Given exercise. Exclude the pictures; give every entry again exactly as written.

Records.
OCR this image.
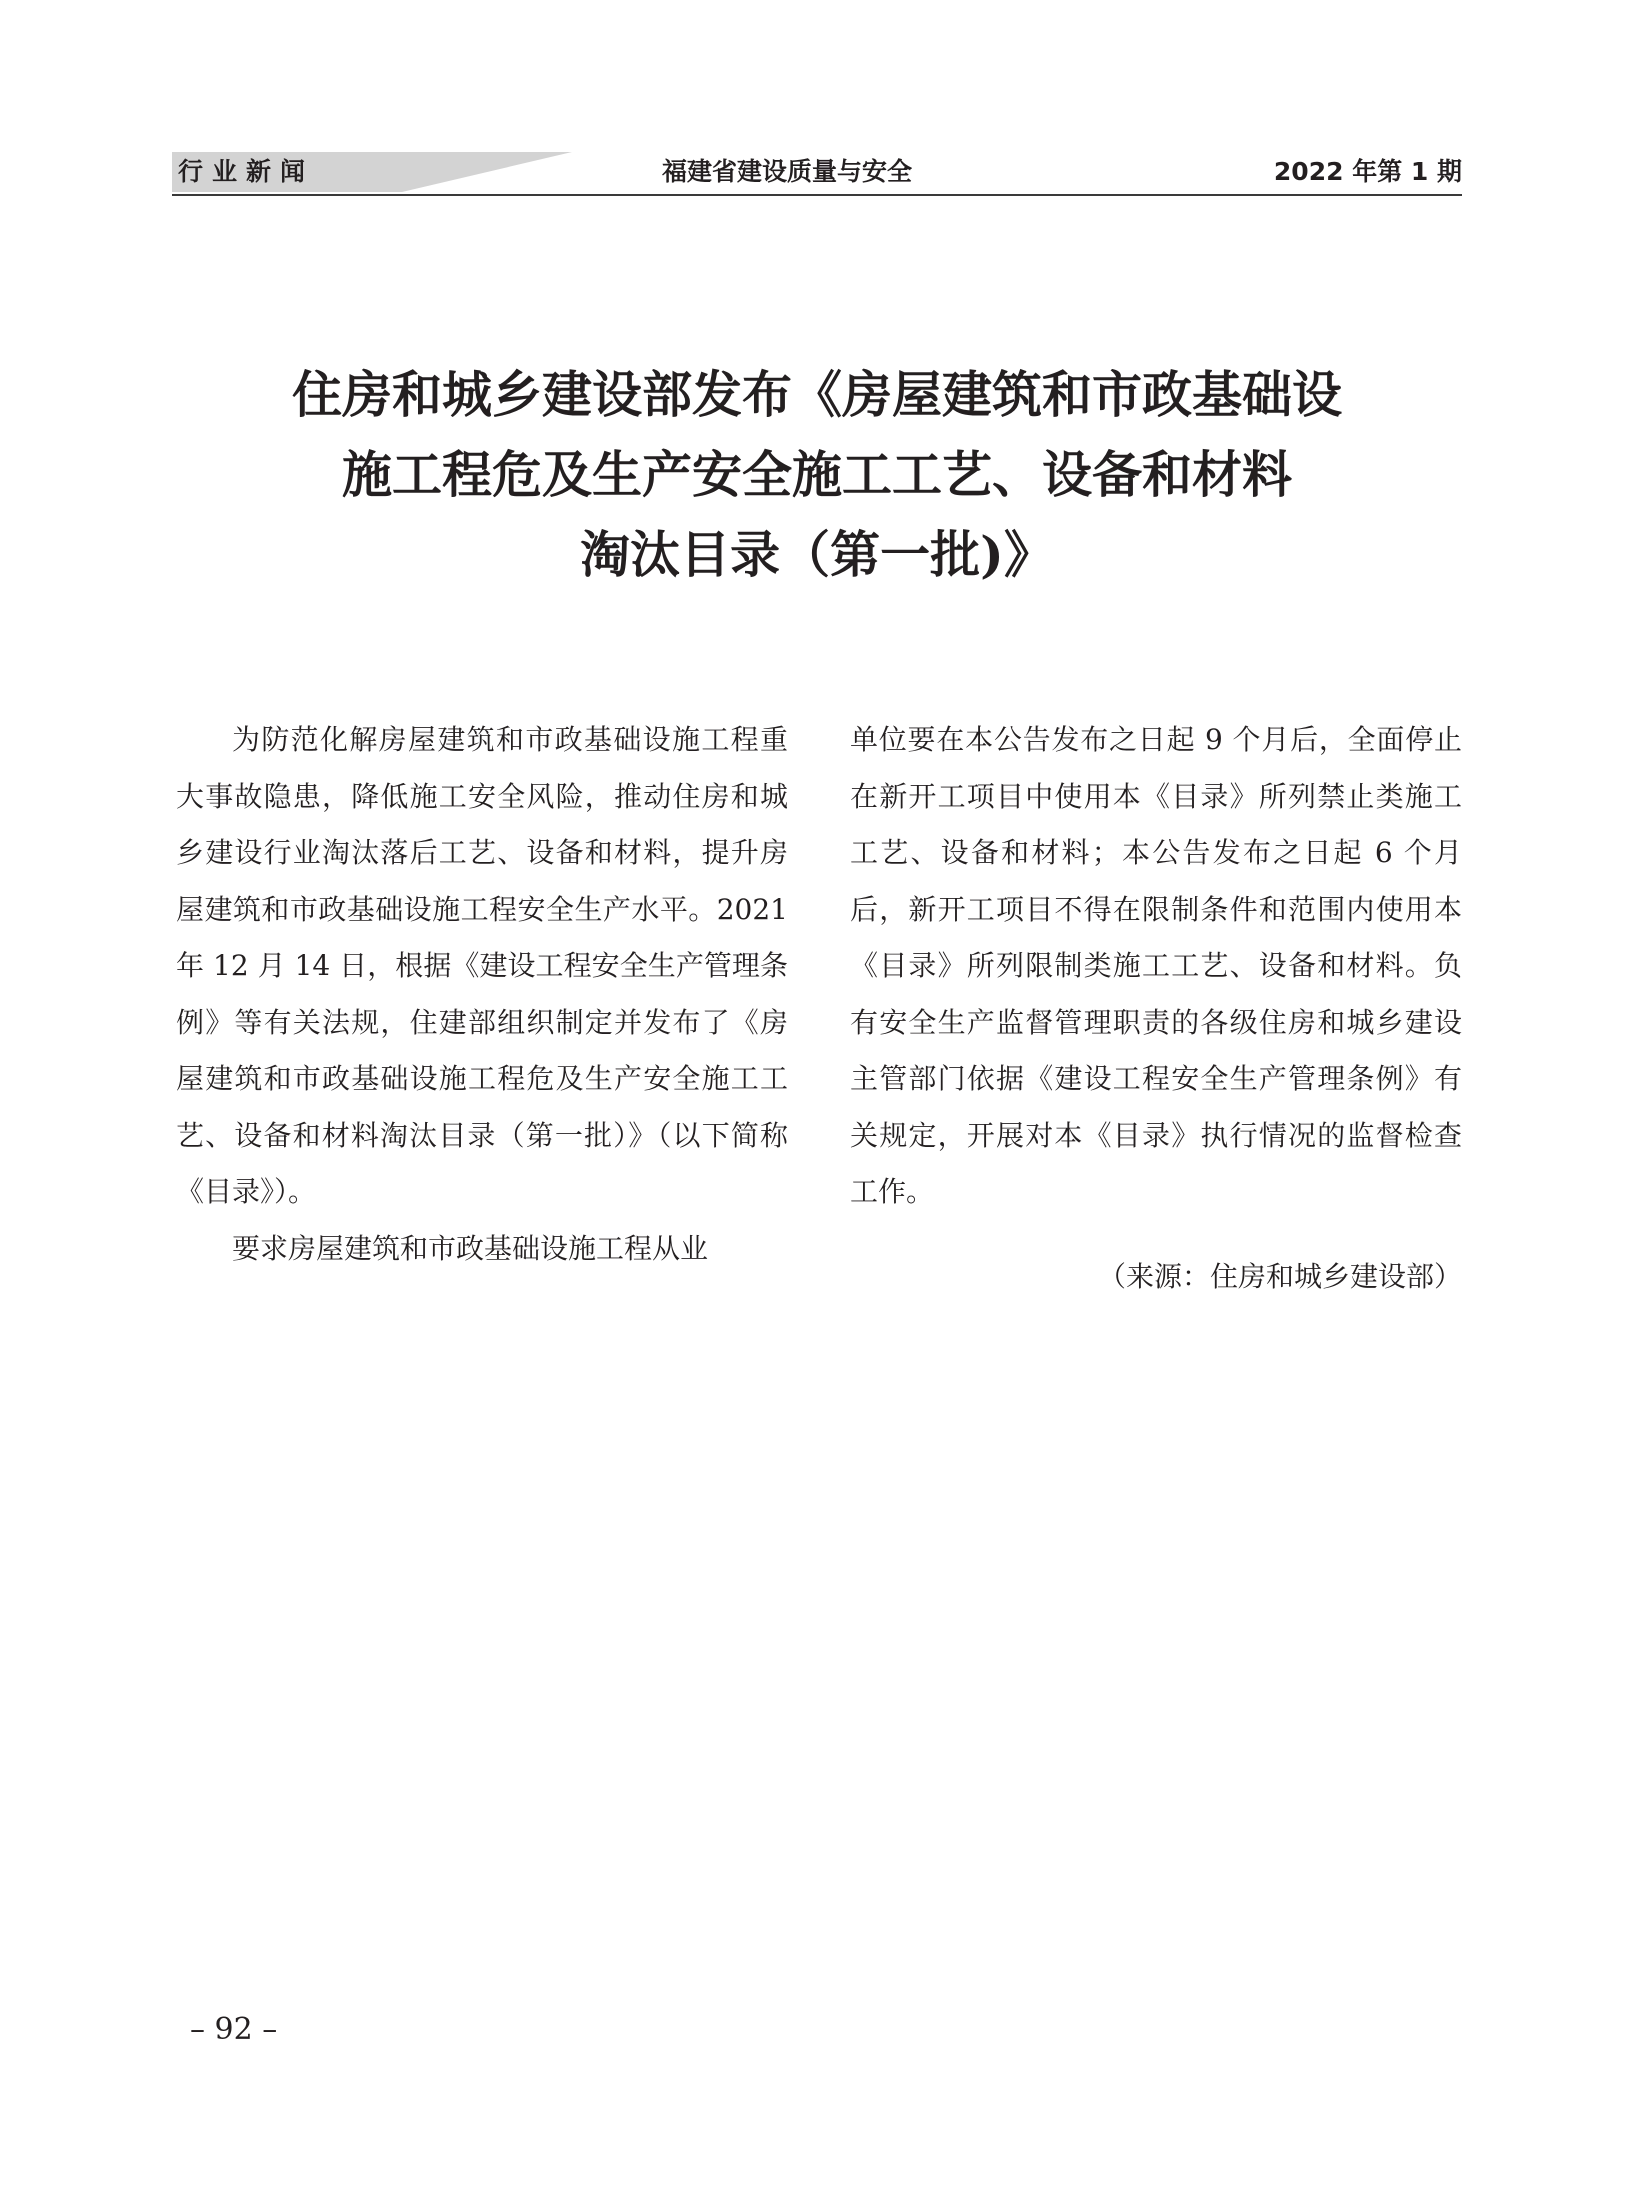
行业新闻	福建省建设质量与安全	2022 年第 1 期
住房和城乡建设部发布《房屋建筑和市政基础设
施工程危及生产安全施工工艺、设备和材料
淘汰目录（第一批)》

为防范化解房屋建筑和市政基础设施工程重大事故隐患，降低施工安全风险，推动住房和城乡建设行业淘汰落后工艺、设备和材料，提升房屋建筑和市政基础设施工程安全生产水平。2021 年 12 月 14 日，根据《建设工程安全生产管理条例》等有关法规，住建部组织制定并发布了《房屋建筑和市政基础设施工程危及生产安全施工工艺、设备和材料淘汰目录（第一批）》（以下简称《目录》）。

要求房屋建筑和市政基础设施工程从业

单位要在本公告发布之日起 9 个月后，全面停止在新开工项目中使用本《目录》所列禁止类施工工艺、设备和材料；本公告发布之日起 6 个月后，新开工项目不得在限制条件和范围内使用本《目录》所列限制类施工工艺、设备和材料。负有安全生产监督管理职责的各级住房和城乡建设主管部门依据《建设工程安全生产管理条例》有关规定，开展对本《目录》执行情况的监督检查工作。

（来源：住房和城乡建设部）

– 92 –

Full response.
OCR this image.
行业新闻	福建省建设质量与安全	2022 年第 1 期
住房和城乡建设部发布《房屋建筑和市政基础设
施工程危及生产安全施工工艺、设备和材料
淘汰目录（第一批)》

为防范化解房屋建筑和市政基础设施工程重大事故隐患，降低施工安全风险，推动住房和城乡建设行业淘汰落后工艺、设备和材料，提升房屋建筑和市政基础设施工程安全生产水平。2021 年 12 月 14 日，根据《建设工程安全生产管理条例》等有关法规，住建部组织制定并发布了《房屋建筑和市政基础设施工程危及生产安全施工工艺、设备和材料淘汰目录（第一批）》（以下简称《目录》）。

要求房屋建筑和市政基础设施工程从业

单位要在本公告发布之日起 9 个月后，全面停止在新开工项目中使用本《目录》所列禁止类施工工艺、设备和材料；本公告发布之日起 6 个月后，新开工项目不得在限制条件和范围内使用本《目录》所列限制类施工工艺、设备和材料。负有安全生产监督管理职责的各级住房和城乡建设主管部门依据《建设工程安全生产管理条例》有关规定，开展对本《目录》执行情况的监督检查工作。

（来源：住房和城乡建设部）

– 92 –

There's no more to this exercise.